• **STATED GOAL**
Below is a listing; reproduce each line of it exactly.

───── EXTRACTED DATA ─────

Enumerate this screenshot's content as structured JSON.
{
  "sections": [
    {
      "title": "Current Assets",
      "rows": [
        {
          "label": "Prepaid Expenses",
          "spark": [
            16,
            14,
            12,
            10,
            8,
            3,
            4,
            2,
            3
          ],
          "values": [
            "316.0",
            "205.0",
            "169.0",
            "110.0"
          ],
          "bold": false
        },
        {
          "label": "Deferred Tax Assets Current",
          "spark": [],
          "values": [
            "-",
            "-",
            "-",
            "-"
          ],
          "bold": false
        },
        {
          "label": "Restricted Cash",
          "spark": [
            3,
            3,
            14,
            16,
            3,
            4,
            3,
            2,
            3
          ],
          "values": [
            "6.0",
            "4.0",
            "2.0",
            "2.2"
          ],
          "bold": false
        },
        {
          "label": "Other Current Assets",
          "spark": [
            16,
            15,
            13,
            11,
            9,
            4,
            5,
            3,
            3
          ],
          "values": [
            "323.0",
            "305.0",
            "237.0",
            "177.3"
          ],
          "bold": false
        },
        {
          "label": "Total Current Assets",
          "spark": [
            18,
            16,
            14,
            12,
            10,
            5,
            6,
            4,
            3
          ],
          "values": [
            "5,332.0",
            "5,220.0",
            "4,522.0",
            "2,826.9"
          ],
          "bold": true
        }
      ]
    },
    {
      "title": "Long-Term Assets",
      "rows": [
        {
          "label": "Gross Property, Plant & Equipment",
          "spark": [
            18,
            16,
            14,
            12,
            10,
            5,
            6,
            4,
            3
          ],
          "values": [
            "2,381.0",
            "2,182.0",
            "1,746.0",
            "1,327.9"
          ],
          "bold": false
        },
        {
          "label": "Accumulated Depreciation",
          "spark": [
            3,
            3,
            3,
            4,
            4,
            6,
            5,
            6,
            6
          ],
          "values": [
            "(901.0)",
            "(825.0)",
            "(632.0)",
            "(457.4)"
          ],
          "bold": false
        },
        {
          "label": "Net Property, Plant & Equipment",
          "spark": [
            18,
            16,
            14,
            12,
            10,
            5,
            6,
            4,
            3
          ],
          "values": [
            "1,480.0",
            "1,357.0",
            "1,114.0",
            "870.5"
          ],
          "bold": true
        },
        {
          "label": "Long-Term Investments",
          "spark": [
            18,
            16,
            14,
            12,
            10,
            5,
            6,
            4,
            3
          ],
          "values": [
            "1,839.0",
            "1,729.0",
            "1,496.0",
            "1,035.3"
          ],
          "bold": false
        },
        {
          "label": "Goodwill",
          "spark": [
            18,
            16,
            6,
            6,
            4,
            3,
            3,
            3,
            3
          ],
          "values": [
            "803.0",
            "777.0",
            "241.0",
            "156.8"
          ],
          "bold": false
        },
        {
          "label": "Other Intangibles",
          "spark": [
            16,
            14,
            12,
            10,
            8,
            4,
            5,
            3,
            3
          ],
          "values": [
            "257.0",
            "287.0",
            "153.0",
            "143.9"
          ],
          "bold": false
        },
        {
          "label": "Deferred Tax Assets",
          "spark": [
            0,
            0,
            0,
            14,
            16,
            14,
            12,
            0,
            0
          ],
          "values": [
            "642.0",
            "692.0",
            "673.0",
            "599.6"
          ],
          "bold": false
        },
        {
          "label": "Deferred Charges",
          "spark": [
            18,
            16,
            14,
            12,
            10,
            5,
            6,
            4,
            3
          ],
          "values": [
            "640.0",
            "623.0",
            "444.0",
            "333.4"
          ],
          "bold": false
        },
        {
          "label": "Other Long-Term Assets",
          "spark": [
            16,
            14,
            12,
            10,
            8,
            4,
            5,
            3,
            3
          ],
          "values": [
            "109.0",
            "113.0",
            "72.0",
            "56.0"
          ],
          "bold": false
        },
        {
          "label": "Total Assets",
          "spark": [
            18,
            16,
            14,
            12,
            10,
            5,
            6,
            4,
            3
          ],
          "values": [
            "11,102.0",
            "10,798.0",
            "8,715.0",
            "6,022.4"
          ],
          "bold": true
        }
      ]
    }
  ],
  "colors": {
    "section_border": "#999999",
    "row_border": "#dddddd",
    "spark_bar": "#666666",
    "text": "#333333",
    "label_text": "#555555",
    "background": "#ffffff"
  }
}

─────

• **THE COMPLETED TASK**
Enumerate this screenshot's content as structured JSON.
{
  "sections": [
    {
      "title": "Current Assets",
      "rows": [
        {
          "label": "Prepaid Expenses",
          "spark": [
            16,
            14,
            12,
            10,
            8,
            3,
            4,
            2,
            3
          ],
          "values": [
            "316.0",
            "205.0",
            "169.0",
            "110.0"
          ],
          "bold": false
        },
        {
          "label": "Deferred Tax Assets Current",
          "spark": [],
          "values": [
            "-",
            "-",
            "-",
            "-"
          ],
          "bold": false
        },
        {
          "label": "Restricted Cash",
          "spark": [
            3,
            3,
            14,
            16,
            3,
            4,
            3,
            2,
            3
          ],
          "values": [
            "6.0",
            "4.0",
            "2.0",
            "2.2"
          ],
          "bold": false
        },
        {
          "label": "Other Current Assets",
          "spark": [
            16,
            15,
            13,
            11,
            9,
            4,
            5,
            3,
            3
          ],
          "values": [
            "323.0",
            "305.0",
            "237.0",
            "177.3"
          ],
          "bold": false
        },
        {
          "label": "Total Current Assets",
          "spark": [
            18,
            16,
            14,
            12,
            10,
            5,
            6,
            4,
            3
          ],
          "values": [
            "5,332.0",
            "5,220.0",
            "4,522.0",
            "2,826.9"
          ],
          "bold": true
        }
      ]
    },
    {
      "title": "Long-Term Assets",
      "rows": [
        {
          "label": "Gross Property, Plant & Equipment",
          "spark": [
            18,
            16,
            14,
            12,
            10,
            5,
            6,
            4,
            3
          ],
          "values": [
            "2,381.0",
            "2,182.0",
            "1,746.0",
            "1,327.9"
          ],
          "bold": false
        },
        {
          "label": "Accumulated Depreciation",
          "spark": [
            3,
            3,
            3,
            4,
            4,
            6,
            5,
            6,
            6
          ],
          "values": [
            "(901.0)",
            "(825.0)",
            "(632.0)",
            "(457.4)"
          ],
          "bold": false
        },
        {
          "label": "Net Property, Plant & Equipment",
          "spark": [
            18,
            16,
            14,
            12,
            10,
            5,
            6,
            4,
            3
          ],
          "values": [
            "1,480.0",
            "1,357.0",
            "1,114.0",
            "870.5"
          ],
          "bold": true
        },
        {
          "label": "Long-Term Investments",
          "spark": [
            18,
            16,
            14,
            12,
            10,
            5,
            6,
            4,
            3
          ],
          "values": [
            "1,839.0",
            "1,729.0",
            "1,496.0",
            "1,035.3"
          ],
          "bold": false
        },
        {
          "label": "Goodwill",
          "spark": [
            18,
            16,
            6,
            6,
            4,
            3,
            3,
            3,
            3
          ],
          "values": [
            "803.0",
            "777.0",
            "241.0",
            "156.8"
          ],
          "bold": false
        },
        {
          "label": "Other Intangibles",
          "spark": [
            16,
            14,
            12,
            10,
            8,
            4,
            5,
            3,
            3
          ],
          "values": [
            "257.0",
            "287.0",
            "153.0",
            "143.9"
          ],
          "bold": false
        },
        {
          "label": "Deferred Tax Assets",
          "spark": [
            0,
            0,
            0,
            14,
            16,
            14,
            12,
            0,
            0
          ],
          "values": [
            "642.0",
            "692.0",
            "673.0",
            "599.6"
          ],
          "bold": false
        },
        {
          "label": "Deferred Charges",
          "spark": [
            18,
            16,
            14,
            12,
            10,
            5,
            6,
            4,
            3
          ],
          "values": [
            "640.0",
            "623.0",
            "444.0",
            "333.4"
          ],
          "bold": false
        },
        {
          "label": "Other Long-Term Assets",
          "spark": [
            16,
            14,
            12,
            10,
            8,
            4,
            5,
            3,
            3
          ],
          "values": [
            "109.0",
            "113.0",
            "72.0",
            "56.0"
          ],
          "bold": false
        },
        {
          "label": "Total Assets",
          "spark": [
            18,
            16,
            14,
            12,
            10,
            5,
            6,
            4,
            3
          ],
          "values": [
            "11,102.0",
            "10,798.0",
            "8,715.0",
            "6,022.4"
          ],
          "bold": true
        }
      ]
    }
  ],
  "colors": {
    "section_border": "#999999",
    "row_border": "#dddddd",
    "spark_bar": "#666666",
    "text": "#333333",
    "label_text": "#555555",
    "background": "#ffffff"
  }
}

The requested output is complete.